(Dataset rows about figures)
-------

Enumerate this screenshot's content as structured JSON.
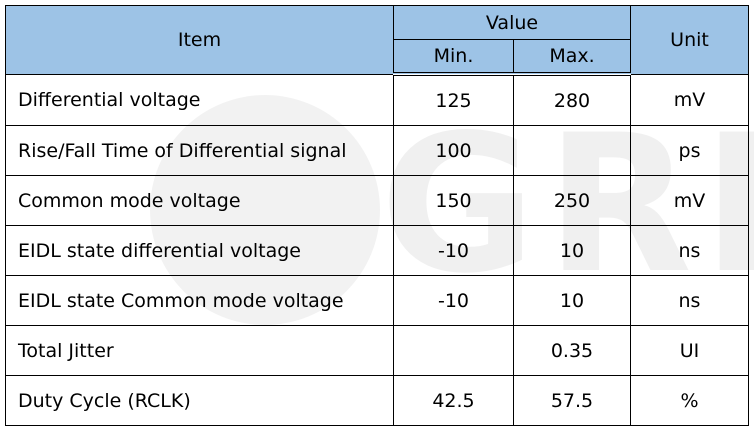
{
  "table": {
    "header": {
      "item": "Item",
      "value": "Value",
      "min": "Min.",
      "max": "Max.",
      "unit": "Unit"
    },
    "rows": [
      [
        "Differential voltage",
        "125",
        "280",
        "mV"
      ],
      [
        "Rise/Fall Time of Differential signal",
        "100",
        null,
        "ps"
      ],
      [
        "Common mode voltage",
        "150",
        "250",
        "mV"
      ],
      [
        "EIDL state differential voltage",
        "-10",
        "10",
        "ns"
      ],
      [
        "EIDL state Common mode voltage",
        "-10",
        "10",
        "ns"
      ],
      [
        "Total Jitter",
        null,
        "0.35",
        "UI"
      ],
      [
        "Duty Cycle (RCLK)",
        "42.5",
        "57.5",
        "%"
      ]
    ]
  },
  "watermark": "GRL"
}
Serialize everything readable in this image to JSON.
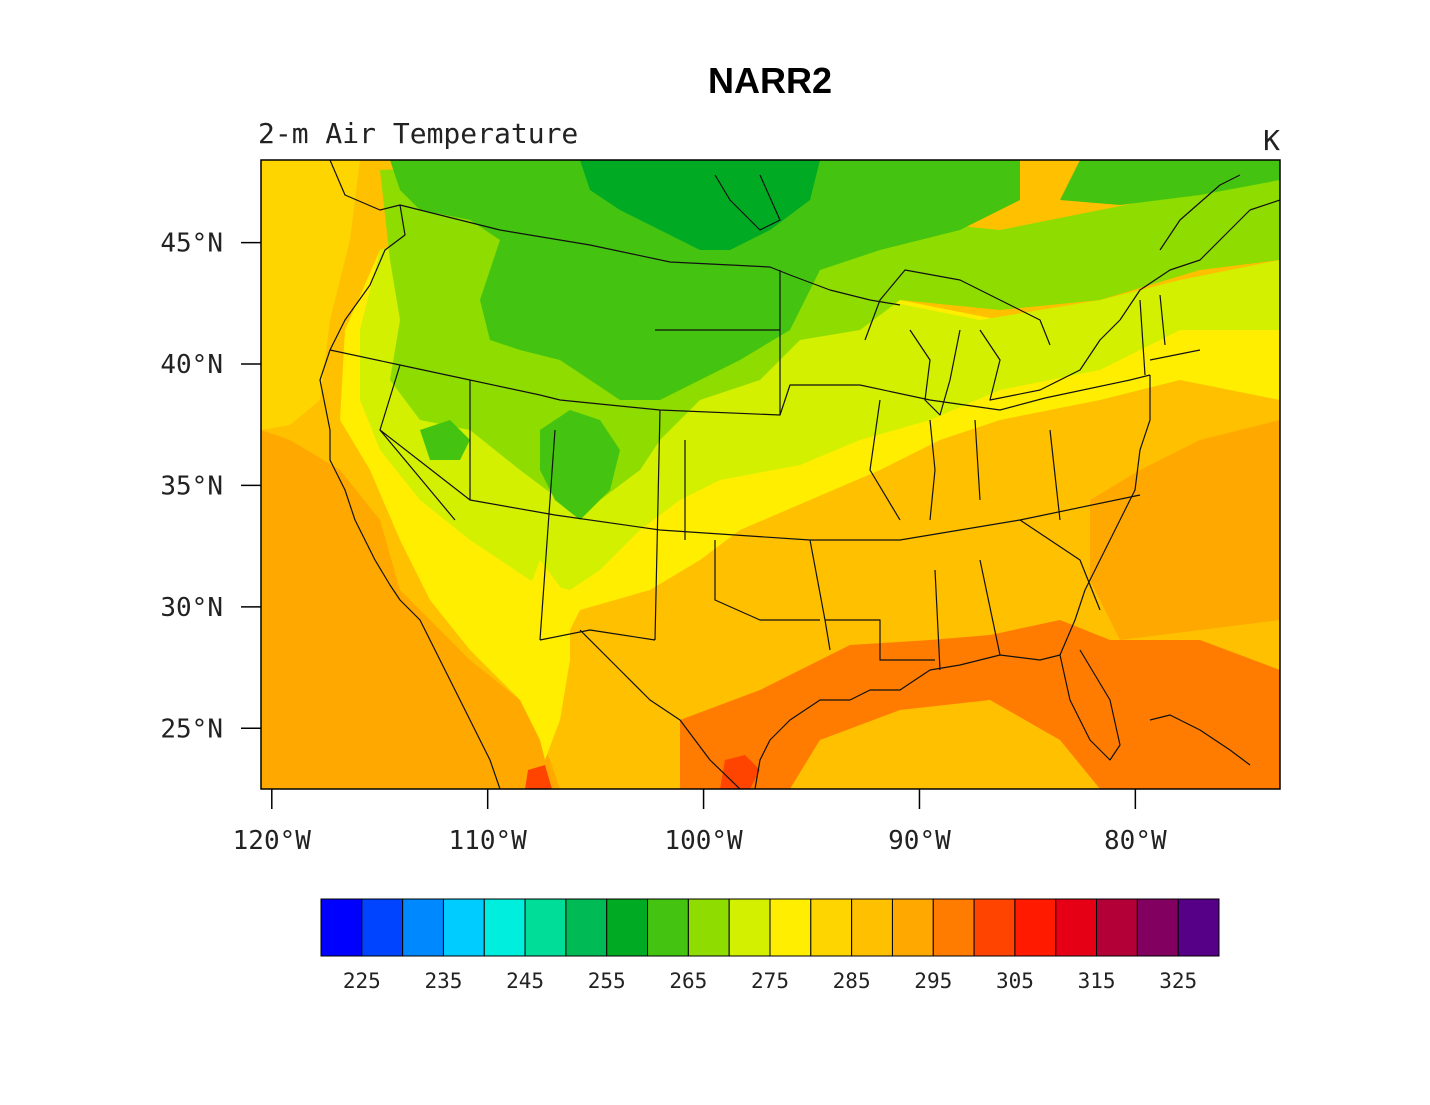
{
  "title": "NARR2",
  "subtitle_left": "2-m Air Temperature",
  "subtitle_right": "K",
  "map": {
    "lon_range": [
      -120.5,
      -73.3
    ],
    "lat_range": [
      22.5,
      48.4
    ],
    "lat_ticks": [
      {
        "value": 45,
        "label": "45°N"
      },
      {
        "value": 40,
        "label": "40°N"
      },
      {
        "value": 35,
        "label": "35°N"
      },
      {
        "value": 30,
        "label": "30°N"
      },
      {
        "value": 25,
        "label": "25°N"
      }
    ],
    "lon_ticks": [
      {
        "value": -120,
        "label": "120°W"
      },
      {
        "value": -110,
        "label": "110°W"
      },
      {
        "value": -100,
        "label": "100°W"
      },
      {
        "value": -90,
        "label": "90°W"
      },
      {
        "value": -80,
        "label": "80°W"
      }
    ]
  },
  "colorbar": {
    "colors": [
      "#0000ff",
      "#0044ff",
      "#0088ff",
      "#00ccff",
      "#00eedd",
      "#00dd99",
      "#00bb55",
      "#00aa22",
      "#44c411",
      "#8edc00",
      "#d2f000",
      "#ffee00",
      "#ffd500",
      "#ffc000",
      "#ffa800",
      "#ff7c00",
      "#ff4400",
      "#ff1a00",
      "#e60016",
      "#b30036",
      "#820060",
      "#560088"
    ],
    "labels": [
      "225",
      "235",
      "245",
      "255",
      "265",
      "275",
      "285",
      "295",
      "305",
      "315",
      "325"
    ]
  }
}
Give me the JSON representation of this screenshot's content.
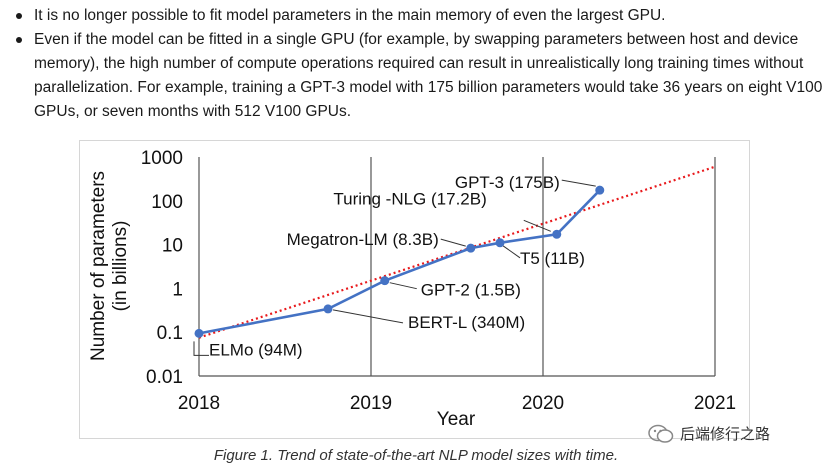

-------

Each entry must be retyped word for word, with every image omitted.

Enumerate this screenshot's content as structured JSON.
{
  "table": {
    "header": {
      "item": "Item",
      "value": "Value",
      "min": "Min.",
      "max": "Max.",
      "unit": "Unit"
    },
    "rows": [
      [
        "Differential voltage",
        "125",
        "280",
        "mV"
      ],
      [
        "Rise/Fall Time of Differential signal",
        "100",
        null,
        "ps"
      ],
      [
        "Common mode voltage",
        "150",
        "250",
        "mV"
      ],
      [
        "EIDL state differential voltage",
        "-10",
        "10",
        "ns"
      ],
      [
        "EIDL state Common mode voltage",
        "-10",
        "10",
        "ns"
      ],
      [
        "Total Jitter",
        null,
        "0.35",
        "UI"
      ],
      [
        "Duty Cycle (RCLK)",
        "42.5",
        "57.5",
        "%"
      ]
    ]
  },
  "watermark": "GRL"
}
Serialize everything readable in this image to JSON.
{
  "title": "NARR2",
  "subtitle_left": "2-m Air Temperature",
  "subtitle_right": "K",
  "map": {
    "lon_range": [
      -120.5,
      -73.3
    ],
    "lat_range": [
      22.5,
      48.4
    ],
    "lat_ticks": [
      {
        "value": 45,
        "label": "45°N"
      },
      {
        "value": 40,
        "label": "40°N"
      },
      {
        "value": 35,
        "label": "35°N"
      },
      {
        "value": 30,
        "label": "30°N"
      },
      {
        "value": 25,
        "label": "25°N"
      }
    ],
    "lon_ticks": [
      {
        "value": -120,
        "label": "120°W"
      },
      {
        "value": -110,
        "label": "110°W"
      },
      {
        "value": -100,
        "label": "100°W"
      },
      {
        "value": -90,
        "label": "90°W"
      },
      {
        "value": -80,
        "label": "80°W"
      }
    ]
  },
  "colorbar": {
    "colors": [
      "#0000ff",
      "#0044ff",
      "#0088ff",
      "#00ccff",
      "#00eedd",
      "#00dd99",
      "#00bb55",
      "#00aa22",
      "#44c411",
      "#8edc00",
      "#d2f000",
      "#ffee00",
      "#ffd500",
      "#ffc000",
      "#ffa800",
      "#ff7c00",
      "#ff4400",
      "#ff1a00",
      "#e60016",
      "#b30036",
      "#820060",
      "#560088"
    ],
    "labels": [
      "225",
      "235",
      "245",
      "255",
      "265",
      "275",
      "285",
      "295",
      "305",
      "315",
      "325"
    ]
  }
}
Give me the JSON representation of this screenshot's content.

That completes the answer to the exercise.